### EXERCISE GOAL
Below are the records; collect from them each line containing the string "Posting".

### ENTRIES
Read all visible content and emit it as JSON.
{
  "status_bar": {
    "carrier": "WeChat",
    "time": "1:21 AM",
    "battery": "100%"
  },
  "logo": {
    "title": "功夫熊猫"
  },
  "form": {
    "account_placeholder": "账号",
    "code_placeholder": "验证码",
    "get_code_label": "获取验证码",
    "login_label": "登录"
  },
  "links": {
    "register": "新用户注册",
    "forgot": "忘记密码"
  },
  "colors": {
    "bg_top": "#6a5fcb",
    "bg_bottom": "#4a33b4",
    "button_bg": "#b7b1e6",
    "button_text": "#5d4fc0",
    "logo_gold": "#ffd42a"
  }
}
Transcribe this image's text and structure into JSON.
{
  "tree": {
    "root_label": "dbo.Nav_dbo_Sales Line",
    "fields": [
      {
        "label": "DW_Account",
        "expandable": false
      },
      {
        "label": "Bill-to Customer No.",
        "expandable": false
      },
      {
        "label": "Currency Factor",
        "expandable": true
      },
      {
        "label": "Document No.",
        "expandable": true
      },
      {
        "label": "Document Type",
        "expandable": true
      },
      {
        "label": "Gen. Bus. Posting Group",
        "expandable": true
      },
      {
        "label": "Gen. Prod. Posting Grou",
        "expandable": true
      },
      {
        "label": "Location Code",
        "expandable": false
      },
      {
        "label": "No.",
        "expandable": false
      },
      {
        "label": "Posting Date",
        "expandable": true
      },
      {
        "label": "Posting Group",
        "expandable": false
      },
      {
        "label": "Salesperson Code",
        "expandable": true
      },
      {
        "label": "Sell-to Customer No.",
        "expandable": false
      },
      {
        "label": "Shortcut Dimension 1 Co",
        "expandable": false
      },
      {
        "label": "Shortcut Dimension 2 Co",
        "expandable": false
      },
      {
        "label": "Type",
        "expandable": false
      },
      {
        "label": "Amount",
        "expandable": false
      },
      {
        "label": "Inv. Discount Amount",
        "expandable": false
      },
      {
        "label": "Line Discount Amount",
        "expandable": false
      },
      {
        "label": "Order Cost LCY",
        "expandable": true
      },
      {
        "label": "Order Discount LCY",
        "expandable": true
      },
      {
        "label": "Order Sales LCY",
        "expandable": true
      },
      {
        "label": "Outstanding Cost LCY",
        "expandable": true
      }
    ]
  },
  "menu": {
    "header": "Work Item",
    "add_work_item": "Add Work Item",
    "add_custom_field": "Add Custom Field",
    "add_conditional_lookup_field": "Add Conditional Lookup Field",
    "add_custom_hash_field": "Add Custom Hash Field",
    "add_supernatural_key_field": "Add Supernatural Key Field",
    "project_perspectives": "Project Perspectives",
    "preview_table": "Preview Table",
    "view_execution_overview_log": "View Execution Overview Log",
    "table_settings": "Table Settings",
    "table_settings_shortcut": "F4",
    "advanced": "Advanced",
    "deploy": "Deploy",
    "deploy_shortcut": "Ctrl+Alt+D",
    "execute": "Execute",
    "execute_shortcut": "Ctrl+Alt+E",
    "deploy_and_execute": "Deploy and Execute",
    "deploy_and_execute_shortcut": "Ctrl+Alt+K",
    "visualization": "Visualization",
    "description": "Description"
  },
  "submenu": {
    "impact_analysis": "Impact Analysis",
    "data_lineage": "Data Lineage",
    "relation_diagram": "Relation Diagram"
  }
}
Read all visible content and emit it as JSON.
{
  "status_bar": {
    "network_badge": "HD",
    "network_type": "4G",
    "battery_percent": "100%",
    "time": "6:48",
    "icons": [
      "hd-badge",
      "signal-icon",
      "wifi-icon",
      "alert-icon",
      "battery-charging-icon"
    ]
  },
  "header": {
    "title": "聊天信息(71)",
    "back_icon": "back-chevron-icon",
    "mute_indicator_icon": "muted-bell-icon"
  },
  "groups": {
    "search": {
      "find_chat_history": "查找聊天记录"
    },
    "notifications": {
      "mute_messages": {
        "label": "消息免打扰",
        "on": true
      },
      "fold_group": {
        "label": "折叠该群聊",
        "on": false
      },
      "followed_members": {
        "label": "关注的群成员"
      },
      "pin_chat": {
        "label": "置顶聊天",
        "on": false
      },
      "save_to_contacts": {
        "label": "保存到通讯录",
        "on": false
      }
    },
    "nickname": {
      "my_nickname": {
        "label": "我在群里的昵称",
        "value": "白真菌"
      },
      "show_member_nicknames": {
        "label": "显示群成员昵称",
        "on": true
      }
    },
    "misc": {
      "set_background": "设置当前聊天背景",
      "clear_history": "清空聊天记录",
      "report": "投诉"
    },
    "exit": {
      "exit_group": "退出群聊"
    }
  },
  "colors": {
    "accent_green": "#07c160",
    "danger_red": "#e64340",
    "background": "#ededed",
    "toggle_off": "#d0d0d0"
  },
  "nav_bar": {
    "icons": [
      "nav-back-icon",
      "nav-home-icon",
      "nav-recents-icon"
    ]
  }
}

### SOLUTION TO THIS EXERCISE
        "label": "Gen. Bus. Posting Group",
        "label": "Gen. Prod. Posting Grou",
        "label": "Posting Date",
        "label": "Posting Group",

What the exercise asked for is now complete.